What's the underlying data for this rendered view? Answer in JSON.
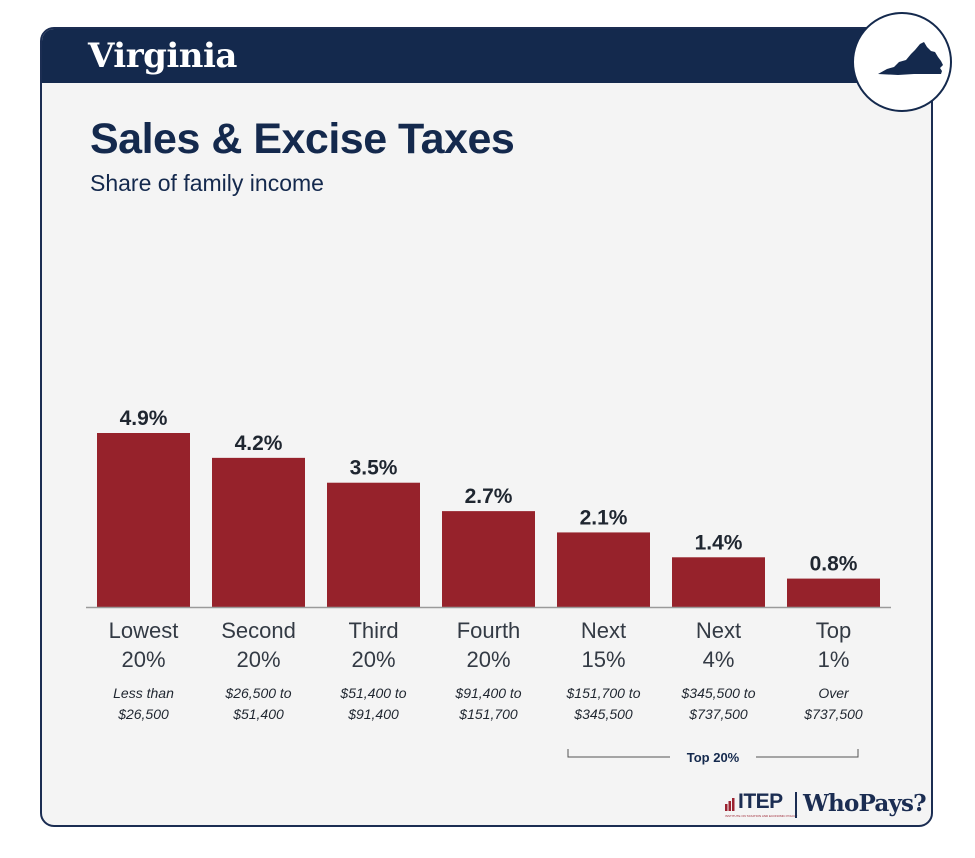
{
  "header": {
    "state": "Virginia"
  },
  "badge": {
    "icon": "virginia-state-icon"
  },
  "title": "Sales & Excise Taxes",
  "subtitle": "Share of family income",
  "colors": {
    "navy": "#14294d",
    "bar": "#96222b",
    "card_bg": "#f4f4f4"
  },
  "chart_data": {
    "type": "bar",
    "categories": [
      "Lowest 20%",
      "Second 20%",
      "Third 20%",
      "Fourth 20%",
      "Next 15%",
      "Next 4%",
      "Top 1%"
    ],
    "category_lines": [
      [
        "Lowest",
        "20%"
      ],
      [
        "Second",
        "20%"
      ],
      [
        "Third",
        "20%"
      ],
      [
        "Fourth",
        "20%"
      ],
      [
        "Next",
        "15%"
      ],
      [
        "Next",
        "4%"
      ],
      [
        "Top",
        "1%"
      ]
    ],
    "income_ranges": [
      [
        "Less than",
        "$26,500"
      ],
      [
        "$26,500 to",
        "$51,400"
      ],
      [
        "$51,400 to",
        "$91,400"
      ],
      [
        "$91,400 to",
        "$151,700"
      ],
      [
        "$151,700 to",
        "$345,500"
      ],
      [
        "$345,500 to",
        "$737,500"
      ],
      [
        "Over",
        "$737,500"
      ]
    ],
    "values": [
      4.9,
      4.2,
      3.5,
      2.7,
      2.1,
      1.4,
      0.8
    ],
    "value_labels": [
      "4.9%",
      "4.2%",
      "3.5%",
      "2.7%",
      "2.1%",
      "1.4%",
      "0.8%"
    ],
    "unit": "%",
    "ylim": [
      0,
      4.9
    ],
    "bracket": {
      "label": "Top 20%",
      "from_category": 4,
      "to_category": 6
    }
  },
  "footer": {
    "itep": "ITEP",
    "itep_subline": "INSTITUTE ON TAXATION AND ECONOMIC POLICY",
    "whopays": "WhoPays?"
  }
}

* * *

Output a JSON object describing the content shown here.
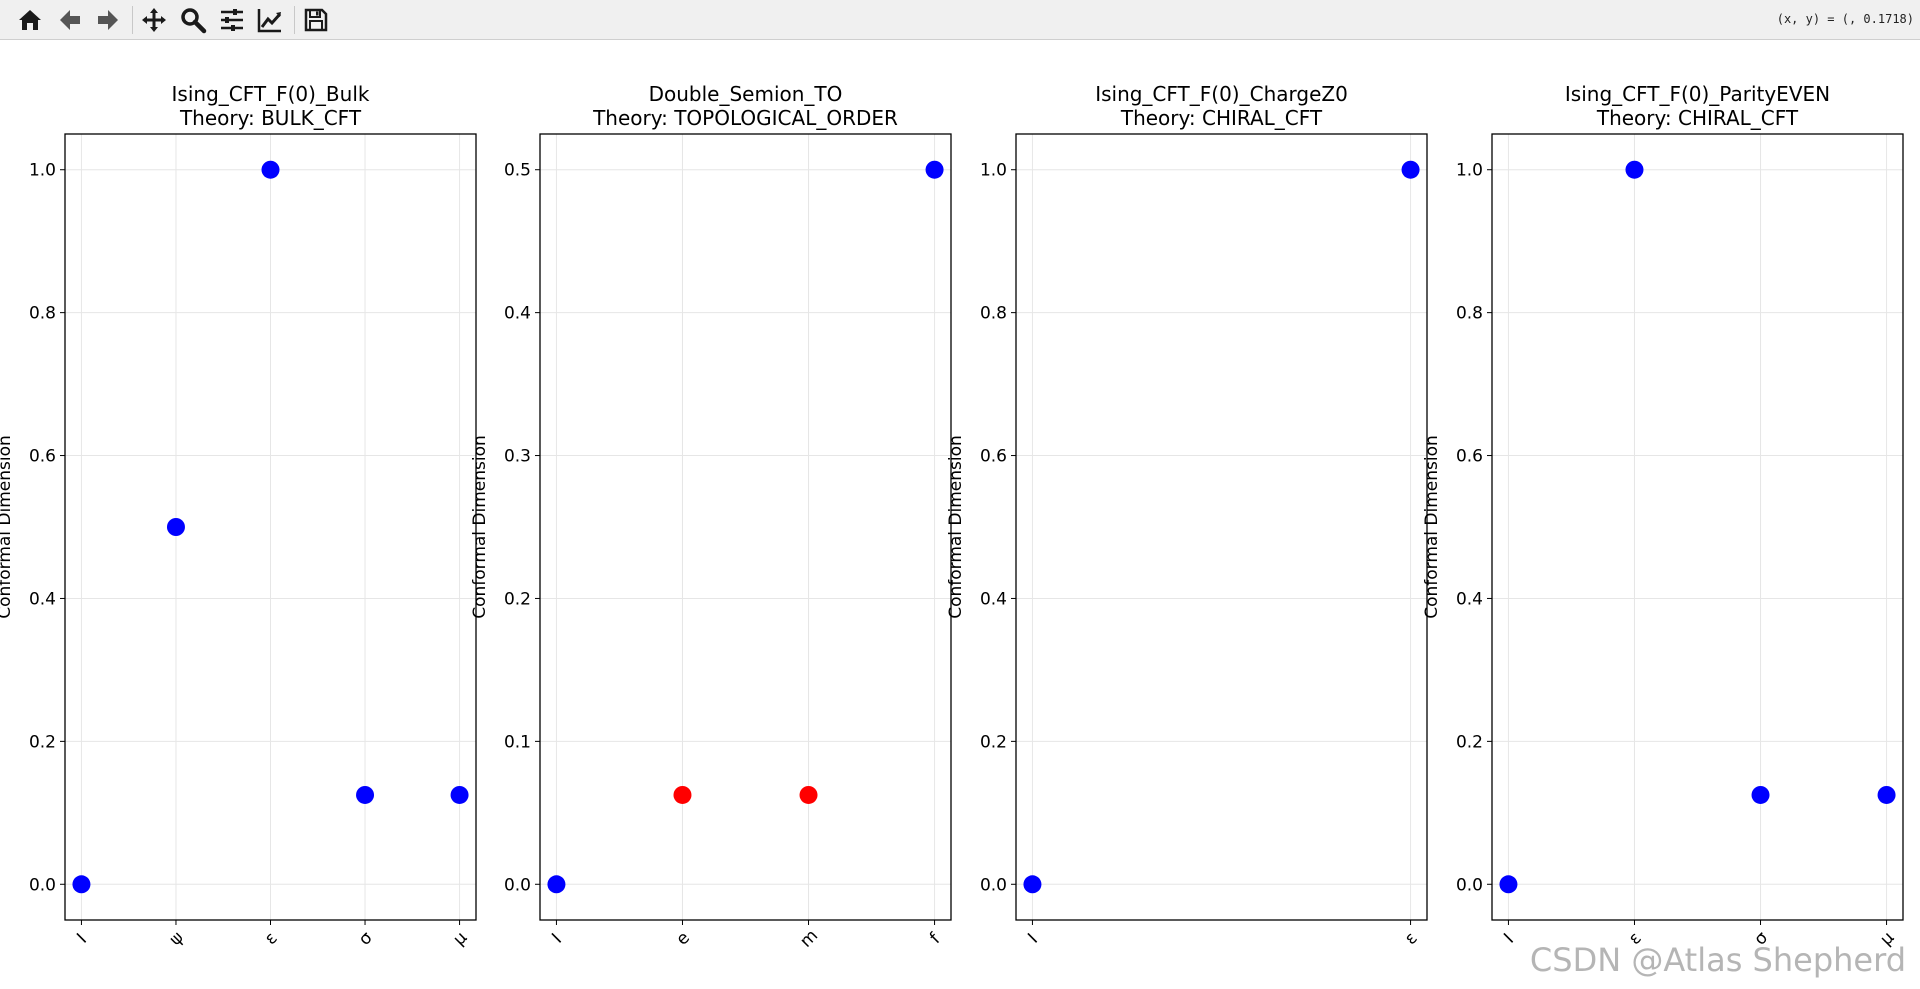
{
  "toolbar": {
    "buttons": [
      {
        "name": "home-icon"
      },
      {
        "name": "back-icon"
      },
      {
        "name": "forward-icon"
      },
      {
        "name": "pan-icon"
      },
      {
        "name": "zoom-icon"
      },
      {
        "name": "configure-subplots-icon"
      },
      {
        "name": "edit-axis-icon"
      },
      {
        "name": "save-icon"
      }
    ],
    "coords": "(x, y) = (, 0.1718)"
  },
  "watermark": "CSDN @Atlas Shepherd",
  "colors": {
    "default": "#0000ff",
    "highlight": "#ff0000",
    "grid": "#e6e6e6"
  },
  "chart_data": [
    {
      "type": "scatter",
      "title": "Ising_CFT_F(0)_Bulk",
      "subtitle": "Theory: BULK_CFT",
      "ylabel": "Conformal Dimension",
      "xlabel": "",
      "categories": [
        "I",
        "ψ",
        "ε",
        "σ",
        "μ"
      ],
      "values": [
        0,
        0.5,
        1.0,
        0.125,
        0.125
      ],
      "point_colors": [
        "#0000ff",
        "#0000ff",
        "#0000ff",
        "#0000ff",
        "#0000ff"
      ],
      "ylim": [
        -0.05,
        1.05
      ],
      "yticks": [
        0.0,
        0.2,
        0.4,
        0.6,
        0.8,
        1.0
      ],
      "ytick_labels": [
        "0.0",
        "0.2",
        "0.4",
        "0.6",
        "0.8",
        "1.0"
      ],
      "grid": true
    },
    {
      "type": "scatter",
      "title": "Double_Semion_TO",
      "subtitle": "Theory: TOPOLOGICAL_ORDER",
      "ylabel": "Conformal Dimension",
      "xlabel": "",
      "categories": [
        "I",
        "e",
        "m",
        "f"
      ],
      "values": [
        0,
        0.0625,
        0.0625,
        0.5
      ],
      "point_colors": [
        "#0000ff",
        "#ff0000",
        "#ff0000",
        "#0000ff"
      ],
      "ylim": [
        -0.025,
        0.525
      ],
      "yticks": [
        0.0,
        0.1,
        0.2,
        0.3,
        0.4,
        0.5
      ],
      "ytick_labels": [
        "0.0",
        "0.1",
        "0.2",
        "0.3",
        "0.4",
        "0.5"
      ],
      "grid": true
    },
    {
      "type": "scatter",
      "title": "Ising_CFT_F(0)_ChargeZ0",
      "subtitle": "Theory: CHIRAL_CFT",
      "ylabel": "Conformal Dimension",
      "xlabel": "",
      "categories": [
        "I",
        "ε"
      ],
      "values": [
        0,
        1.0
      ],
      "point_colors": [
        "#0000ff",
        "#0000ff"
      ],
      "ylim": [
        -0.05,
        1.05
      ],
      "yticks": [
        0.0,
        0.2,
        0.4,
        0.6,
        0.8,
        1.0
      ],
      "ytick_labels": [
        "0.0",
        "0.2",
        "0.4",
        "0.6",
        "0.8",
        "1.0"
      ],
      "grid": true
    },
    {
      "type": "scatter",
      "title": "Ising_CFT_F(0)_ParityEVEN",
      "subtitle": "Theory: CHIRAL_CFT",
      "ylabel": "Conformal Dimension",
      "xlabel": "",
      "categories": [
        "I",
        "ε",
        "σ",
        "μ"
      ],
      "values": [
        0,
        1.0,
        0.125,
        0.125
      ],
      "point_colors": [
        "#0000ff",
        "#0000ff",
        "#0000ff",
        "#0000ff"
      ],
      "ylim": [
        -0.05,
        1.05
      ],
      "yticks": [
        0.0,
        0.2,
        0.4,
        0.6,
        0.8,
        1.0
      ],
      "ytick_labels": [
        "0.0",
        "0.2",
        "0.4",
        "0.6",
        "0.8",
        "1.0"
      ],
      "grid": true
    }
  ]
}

- What to produce:
Say how many lines in the records hold "subtitle", with the number as the whole reply.

- Task output:
5